# Start of DATASET EXCERPTS

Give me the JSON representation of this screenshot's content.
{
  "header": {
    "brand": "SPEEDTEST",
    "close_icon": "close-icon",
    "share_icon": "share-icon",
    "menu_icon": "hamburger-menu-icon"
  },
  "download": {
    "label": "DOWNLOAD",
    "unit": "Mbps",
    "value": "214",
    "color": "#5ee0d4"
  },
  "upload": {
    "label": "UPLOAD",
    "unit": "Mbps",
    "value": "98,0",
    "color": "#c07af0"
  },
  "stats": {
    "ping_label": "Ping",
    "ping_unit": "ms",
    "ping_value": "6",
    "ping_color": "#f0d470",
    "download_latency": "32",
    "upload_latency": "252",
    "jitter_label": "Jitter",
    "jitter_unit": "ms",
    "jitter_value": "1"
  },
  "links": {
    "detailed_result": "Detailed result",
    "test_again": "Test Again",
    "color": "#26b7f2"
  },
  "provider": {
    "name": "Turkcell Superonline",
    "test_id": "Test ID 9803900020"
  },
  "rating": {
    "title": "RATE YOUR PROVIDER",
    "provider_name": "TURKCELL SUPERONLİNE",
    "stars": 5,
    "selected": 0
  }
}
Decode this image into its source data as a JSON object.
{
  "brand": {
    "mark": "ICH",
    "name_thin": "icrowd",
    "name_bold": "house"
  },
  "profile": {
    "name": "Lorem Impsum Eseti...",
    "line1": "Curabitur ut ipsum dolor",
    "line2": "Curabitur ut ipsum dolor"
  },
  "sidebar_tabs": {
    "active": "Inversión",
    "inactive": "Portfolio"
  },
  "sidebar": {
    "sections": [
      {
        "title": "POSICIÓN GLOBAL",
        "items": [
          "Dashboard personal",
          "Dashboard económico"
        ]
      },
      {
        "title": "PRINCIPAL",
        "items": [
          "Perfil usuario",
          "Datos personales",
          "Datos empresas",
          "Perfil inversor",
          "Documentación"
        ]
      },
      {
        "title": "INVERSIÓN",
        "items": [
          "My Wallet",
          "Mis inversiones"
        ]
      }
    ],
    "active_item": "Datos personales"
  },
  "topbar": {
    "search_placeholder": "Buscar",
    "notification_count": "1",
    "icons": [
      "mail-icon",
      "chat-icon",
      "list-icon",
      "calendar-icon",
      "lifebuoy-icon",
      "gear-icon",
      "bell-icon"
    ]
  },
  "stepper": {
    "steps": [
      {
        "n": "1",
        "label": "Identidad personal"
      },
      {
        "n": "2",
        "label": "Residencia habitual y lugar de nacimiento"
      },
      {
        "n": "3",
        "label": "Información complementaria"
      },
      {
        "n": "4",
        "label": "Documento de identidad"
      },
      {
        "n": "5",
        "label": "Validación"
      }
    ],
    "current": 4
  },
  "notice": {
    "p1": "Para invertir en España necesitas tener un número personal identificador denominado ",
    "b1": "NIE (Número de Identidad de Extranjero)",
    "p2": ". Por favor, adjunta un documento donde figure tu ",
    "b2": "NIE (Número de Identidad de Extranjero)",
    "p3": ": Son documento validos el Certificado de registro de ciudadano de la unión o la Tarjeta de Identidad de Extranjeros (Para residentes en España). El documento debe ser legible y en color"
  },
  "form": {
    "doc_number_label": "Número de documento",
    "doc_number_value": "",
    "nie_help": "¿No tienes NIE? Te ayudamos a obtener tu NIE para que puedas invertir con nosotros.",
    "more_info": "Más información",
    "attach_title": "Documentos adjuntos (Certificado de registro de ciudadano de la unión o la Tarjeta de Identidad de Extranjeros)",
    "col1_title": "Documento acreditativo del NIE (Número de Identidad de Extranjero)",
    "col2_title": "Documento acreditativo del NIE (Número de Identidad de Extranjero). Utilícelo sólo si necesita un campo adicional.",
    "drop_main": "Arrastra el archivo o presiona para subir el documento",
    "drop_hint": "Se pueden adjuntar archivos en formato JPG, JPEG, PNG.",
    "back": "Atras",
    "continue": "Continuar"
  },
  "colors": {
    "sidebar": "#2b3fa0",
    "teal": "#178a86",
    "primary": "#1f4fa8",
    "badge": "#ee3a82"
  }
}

# End of DATASET EXCERPTS

Output all of the material exactly as written.

## SOLUTION TO THIS PROBLEM
Give me the JSON representation of this screenshot's content.
{
  "header": {
    "brand": "SPEEDTEST",
    "close_icon": "close-icon",
    "share_icon": "share-icon",
    "menu_icon": "hamburger-menu-icon"
  },
  "download": {
    "label": "DOWNLOAD",
    "unit": "Mbps",
    "value": "214",
    "color": "#5ee0d4"
  },
  "upload": {
    "label": "UPLOAD",
    "unit": "Mbps",
    "value": "98,0",
    "color": "#c07af0"
  },
  "stats": {
    "ping_label": "Ping",
    "ping_unit": "ms",
    "ping_value": "6",
    "ping_color": "#f0d470",
    "download_latency": "32",
    "upload_latency": "252",
    "jitter_label": "Jitter",
    "jitter_unit": "ms",
    "jitter_value": "1"
  },
  "links": {
    "detailed_result": "Detailed result",
    "test_again": "Test Again",
    "color": "#26b7f2"
  },
  "provider": {
    "name": "Turkcell Superonline",
    "test_id": "Test ID 9803900020"
  },
  "rating": {
    "title": "RATE YOUR PROVIDER",
    "provider_name": "TURKCELL SUPERONLİNE",
    "stars": 5,
    "selected": 0
  }
}
Decode this image into its source data as a JSON object.
{
  "brand": {
    "mark": "ICH",
    "name_thin": "icrowd",
    "name_bold": "house"
  },
  "profile": {
    "name": "Lorem Impsum Eseti...",
    "line1": "Curabitur ut ipsum dolor",
    "line2": "Curabitur ut ipsum dolor"
  },
  "sidebar_tabs": {
    "active": "Inversión",
    "inactive": "Portfolio"
  },
  "sidebar": {
    "sections": [
      {
        "title": "POSICIÓN GLOBAL",
        "items": [
          "Dashboard personal",
          "Dashboard económico"
        ]
      },
      {
        "title": "PRINCIPAL",
        "items": [
          "Perfil usuario",
          "Datos personales",
          "Datos empresas",
          "Perfil inversor",
          "Documentación"
        ]
      },
      {
        "title": "INVERSIÓN",
        "items": [
          "My Wallet",
          "Mis inversiones"
        ]
      }
    ],
    "active_item": "Datos personales"
  },
  "topbar": {
    "search_placeholder": "Buscar",
    "notification_count": "1",
    "icons": [
      "mail-icon",
      "chat-icon",
      "list-icon",
      "calendar-icon",
      "lifebuoy-icon",
      "gear-icon",
      "bell-icon"
    ]
  },
  "stepper": {
    "steps": [
      {
        "n": "1",
        "label": "Identidad personal"
      },
      {
        "n": "2",
        "label": "Residencia habitual y lugar de nacimiento"
      },
      {
        "n": "3",
        "label": "Información complementaria"
      },
      {
        "n": "4",
        "label": "Documento de identidad"
      },
      {
        "n": "5",
        "label": "Validación"
      }
    ],
    "current": 4
  },
  "notice": {
    "p1": "Para invertir en España necesitas tener un número personal identificador denominado ",
    "b1": "NIE (Número de Identidad de Extranjero)",
    "p2": ". Por favor, adjunta un documento donde figure tu ",
    "b2": "NIE (Número de Identidad de Extranjero)",
    "p3": ": Son documento validos el Certificado de registro de ciudadano de la unión o la Tarjeta de Identidad de Extranjeros (Para residentes en España). El documento debe ser legible y en color"
  },
  "form": {
    "doc_number_label": "Número de documento",
    "doc_number_value": "",
    "nie_help": "¿No tienes NIE? Te ayudamos a obtener tu NIE para que puedas invertir con nosotros.",
    "more_info": "Más información",
    "attach_title": "Documentos adjuntos (Certificado de registro de ciudadano de la unión o la Tarjeta de Identidad de Extranjeros)",
    "col1_title": "Documento acreditativo del NIE (Número de Identidad de Extranjero)",
    "col2_title": "Documento acreditativo del NIE (Número de Identidad de Extranjero). Utilícelo sólo si necesita un campo adicional.",
    "drop_main": "Arrastra el archivo o presiona para subir el documento",
    "drop_hint": "Se pueden adjuntar archivos en formato JPG, JPEG, PNG.",
    "back": "Atras",
    "continue": "Continuar"
  },
  "colors": {
    "sidebar": "#2b3fa0",
    "teal": "#178a86",
    "primary": "#1f4fa8",
    "badge": "#ee3a82"
  }
}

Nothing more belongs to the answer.